Given task |
State only how many lines contain the string "JSON".

Data to use |
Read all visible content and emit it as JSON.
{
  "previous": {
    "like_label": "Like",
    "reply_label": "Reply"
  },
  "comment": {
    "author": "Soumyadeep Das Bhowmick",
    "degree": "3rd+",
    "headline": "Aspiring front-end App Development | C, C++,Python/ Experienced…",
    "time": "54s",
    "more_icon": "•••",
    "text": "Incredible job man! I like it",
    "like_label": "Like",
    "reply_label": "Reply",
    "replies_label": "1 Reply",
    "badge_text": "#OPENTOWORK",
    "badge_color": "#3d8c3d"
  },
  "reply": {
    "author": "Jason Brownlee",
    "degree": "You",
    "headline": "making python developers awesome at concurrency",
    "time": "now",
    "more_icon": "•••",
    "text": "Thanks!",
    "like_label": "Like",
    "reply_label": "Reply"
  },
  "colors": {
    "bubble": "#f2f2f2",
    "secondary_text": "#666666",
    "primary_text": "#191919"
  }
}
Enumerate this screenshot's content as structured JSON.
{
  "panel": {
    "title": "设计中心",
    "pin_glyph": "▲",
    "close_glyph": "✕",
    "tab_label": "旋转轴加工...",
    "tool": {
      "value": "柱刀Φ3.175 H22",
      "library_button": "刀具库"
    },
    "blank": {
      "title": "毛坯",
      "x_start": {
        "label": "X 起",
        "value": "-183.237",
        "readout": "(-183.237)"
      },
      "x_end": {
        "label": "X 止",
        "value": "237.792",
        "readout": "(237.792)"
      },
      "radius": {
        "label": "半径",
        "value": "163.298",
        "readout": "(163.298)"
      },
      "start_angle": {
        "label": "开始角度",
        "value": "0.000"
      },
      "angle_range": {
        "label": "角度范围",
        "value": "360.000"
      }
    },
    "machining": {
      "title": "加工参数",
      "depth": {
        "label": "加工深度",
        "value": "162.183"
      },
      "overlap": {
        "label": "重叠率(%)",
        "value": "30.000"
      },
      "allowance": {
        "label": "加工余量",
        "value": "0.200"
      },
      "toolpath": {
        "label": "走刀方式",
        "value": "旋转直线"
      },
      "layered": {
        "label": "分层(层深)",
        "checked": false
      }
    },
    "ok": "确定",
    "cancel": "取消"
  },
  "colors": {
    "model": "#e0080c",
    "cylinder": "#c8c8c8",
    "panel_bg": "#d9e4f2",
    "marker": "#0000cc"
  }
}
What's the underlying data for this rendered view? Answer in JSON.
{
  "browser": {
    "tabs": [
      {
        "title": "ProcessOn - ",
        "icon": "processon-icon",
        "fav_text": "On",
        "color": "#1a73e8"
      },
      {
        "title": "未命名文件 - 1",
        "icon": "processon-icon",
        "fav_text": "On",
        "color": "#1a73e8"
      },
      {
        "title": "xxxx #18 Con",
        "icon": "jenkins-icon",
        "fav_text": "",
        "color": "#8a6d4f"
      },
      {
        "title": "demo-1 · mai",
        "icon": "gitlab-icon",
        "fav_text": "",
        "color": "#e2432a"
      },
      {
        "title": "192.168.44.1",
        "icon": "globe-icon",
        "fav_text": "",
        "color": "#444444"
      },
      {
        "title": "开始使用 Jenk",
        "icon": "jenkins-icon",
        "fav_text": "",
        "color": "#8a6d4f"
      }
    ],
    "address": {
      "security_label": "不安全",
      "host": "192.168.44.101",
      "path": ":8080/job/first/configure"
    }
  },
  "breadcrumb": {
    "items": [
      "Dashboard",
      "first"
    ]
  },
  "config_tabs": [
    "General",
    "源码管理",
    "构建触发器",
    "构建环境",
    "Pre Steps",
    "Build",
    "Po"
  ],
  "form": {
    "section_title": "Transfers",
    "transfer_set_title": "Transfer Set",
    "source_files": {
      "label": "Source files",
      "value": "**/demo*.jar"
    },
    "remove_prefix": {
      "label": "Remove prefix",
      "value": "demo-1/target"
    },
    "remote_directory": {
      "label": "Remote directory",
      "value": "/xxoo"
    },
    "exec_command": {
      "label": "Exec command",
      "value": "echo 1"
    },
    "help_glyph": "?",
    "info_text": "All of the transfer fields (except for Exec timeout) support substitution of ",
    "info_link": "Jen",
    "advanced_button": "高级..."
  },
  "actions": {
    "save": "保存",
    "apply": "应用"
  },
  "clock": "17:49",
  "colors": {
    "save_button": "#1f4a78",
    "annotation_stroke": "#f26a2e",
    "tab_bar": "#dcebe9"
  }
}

---

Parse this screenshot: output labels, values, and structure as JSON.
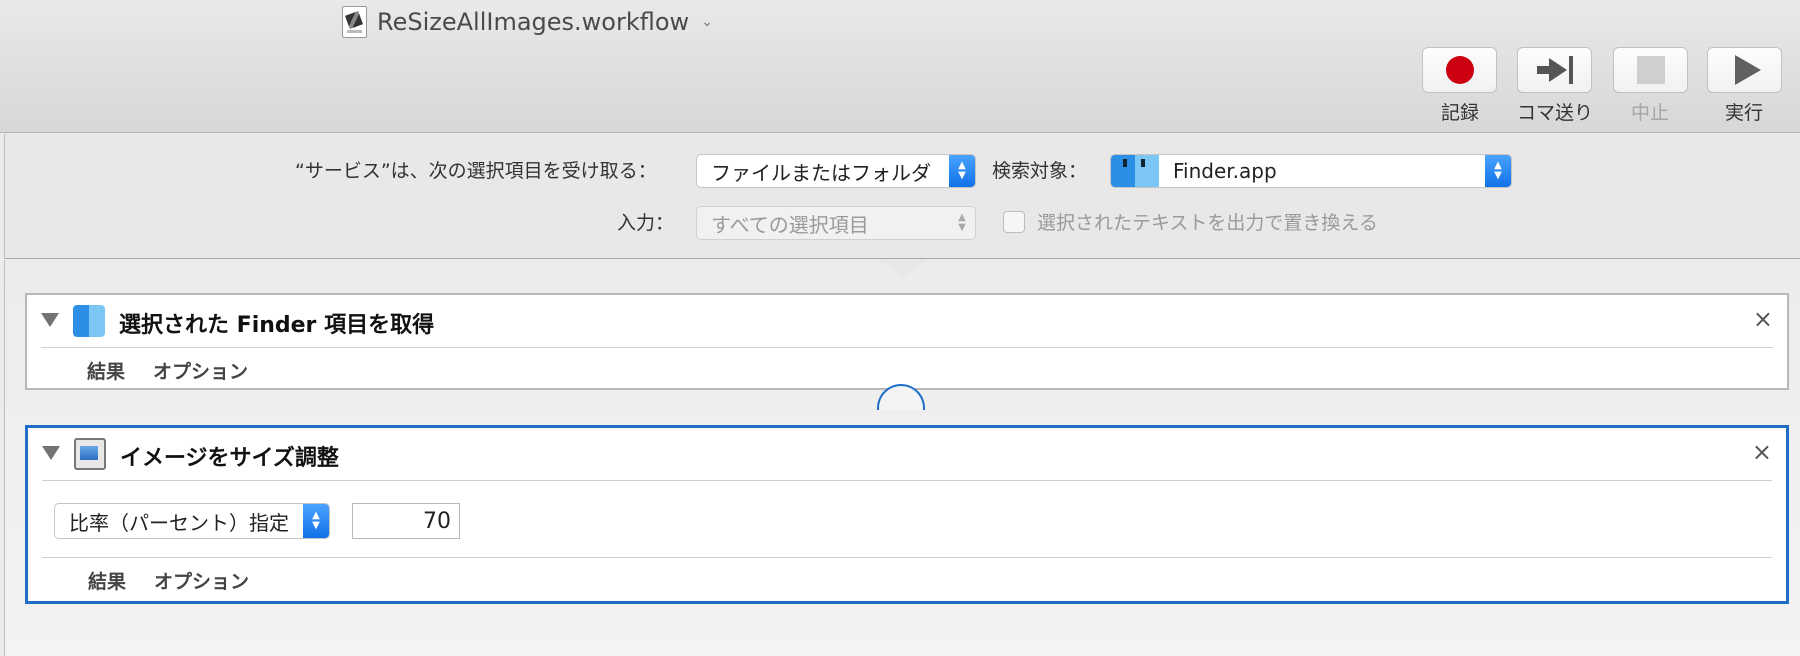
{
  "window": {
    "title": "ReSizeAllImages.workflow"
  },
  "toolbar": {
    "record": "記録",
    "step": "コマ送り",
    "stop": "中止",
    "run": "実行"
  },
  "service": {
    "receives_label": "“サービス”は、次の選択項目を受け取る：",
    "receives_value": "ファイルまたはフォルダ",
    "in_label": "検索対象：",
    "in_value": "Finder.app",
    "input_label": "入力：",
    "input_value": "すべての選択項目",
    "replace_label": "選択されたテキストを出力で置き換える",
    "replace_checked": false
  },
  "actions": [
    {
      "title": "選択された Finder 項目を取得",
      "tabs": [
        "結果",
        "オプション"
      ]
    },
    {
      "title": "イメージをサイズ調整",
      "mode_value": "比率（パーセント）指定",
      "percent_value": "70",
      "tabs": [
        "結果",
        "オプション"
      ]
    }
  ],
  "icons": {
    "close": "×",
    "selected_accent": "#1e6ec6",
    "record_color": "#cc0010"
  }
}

==

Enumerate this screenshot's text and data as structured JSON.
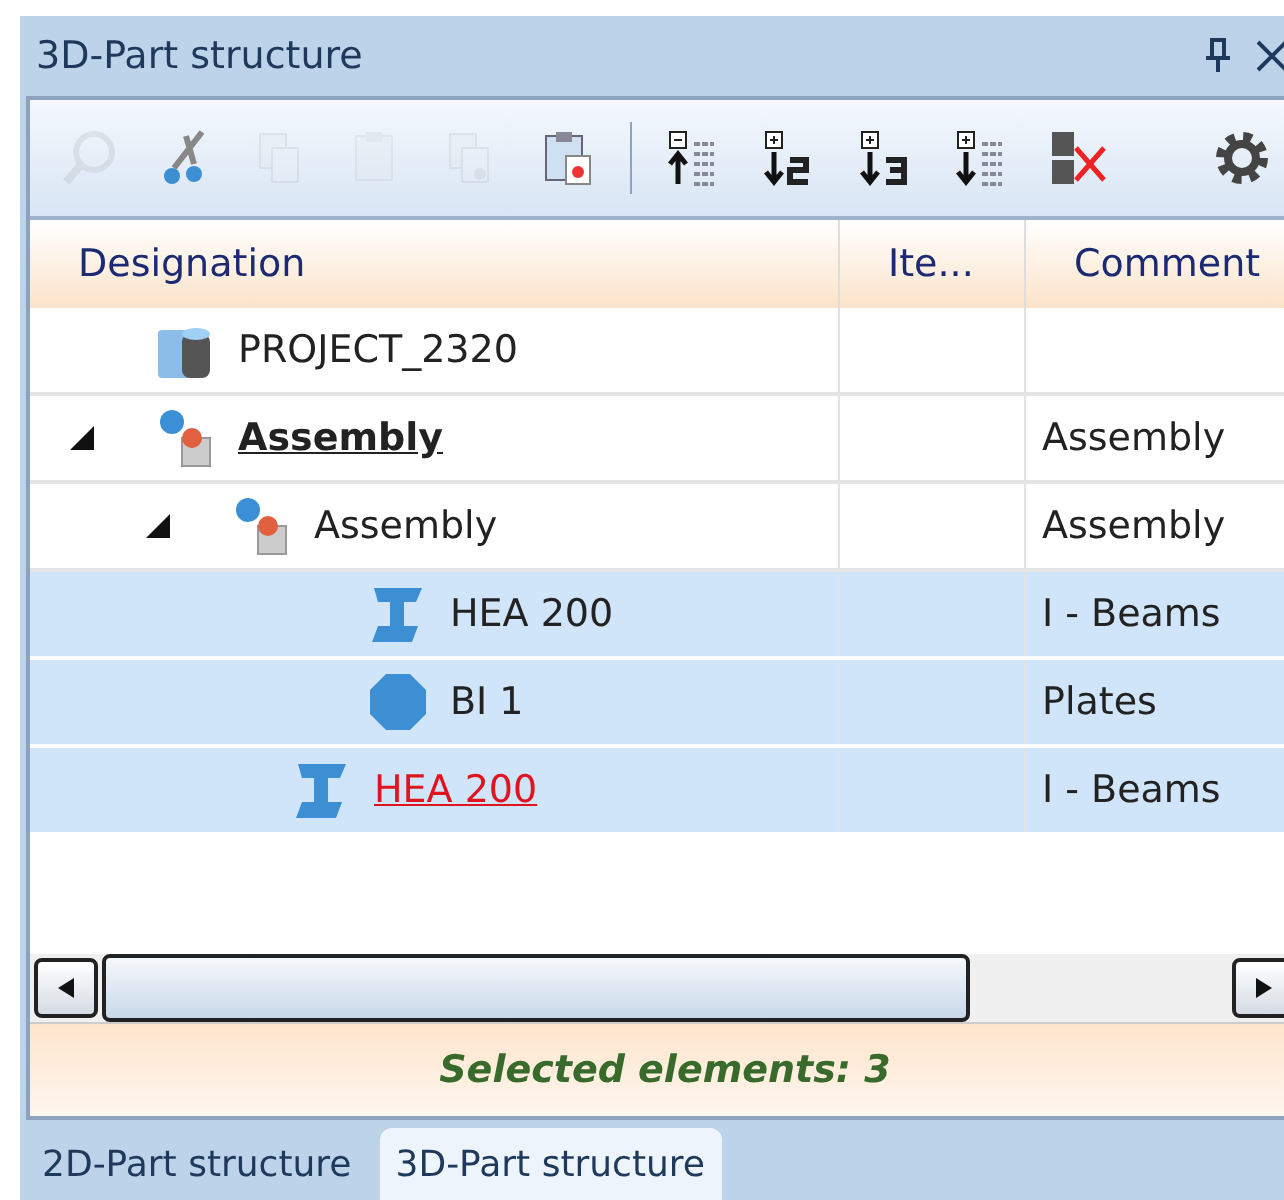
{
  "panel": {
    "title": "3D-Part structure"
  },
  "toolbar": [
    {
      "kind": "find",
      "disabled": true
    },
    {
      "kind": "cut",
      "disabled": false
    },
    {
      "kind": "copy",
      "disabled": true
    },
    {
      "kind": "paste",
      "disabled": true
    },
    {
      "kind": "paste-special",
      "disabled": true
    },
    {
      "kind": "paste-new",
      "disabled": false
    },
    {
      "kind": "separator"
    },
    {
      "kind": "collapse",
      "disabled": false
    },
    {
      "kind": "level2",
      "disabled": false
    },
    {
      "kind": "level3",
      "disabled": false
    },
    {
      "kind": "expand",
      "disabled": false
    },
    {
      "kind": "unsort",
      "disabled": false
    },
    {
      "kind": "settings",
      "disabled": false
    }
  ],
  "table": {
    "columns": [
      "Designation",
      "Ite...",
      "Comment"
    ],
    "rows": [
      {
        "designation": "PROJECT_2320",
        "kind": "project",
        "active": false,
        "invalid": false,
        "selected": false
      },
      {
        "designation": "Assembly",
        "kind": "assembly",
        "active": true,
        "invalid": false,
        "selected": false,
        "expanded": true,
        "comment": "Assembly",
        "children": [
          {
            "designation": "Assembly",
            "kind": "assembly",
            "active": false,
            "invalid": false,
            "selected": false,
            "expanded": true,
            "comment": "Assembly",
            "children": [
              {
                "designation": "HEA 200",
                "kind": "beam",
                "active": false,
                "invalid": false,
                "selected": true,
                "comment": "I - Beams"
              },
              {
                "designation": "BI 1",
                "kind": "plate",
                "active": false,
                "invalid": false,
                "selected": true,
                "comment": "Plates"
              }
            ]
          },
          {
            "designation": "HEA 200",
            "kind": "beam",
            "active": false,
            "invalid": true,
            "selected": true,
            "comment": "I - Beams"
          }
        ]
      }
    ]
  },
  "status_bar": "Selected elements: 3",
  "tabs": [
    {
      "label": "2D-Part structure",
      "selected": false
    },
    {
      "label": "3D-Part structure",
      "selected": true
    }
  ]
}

Written response |
5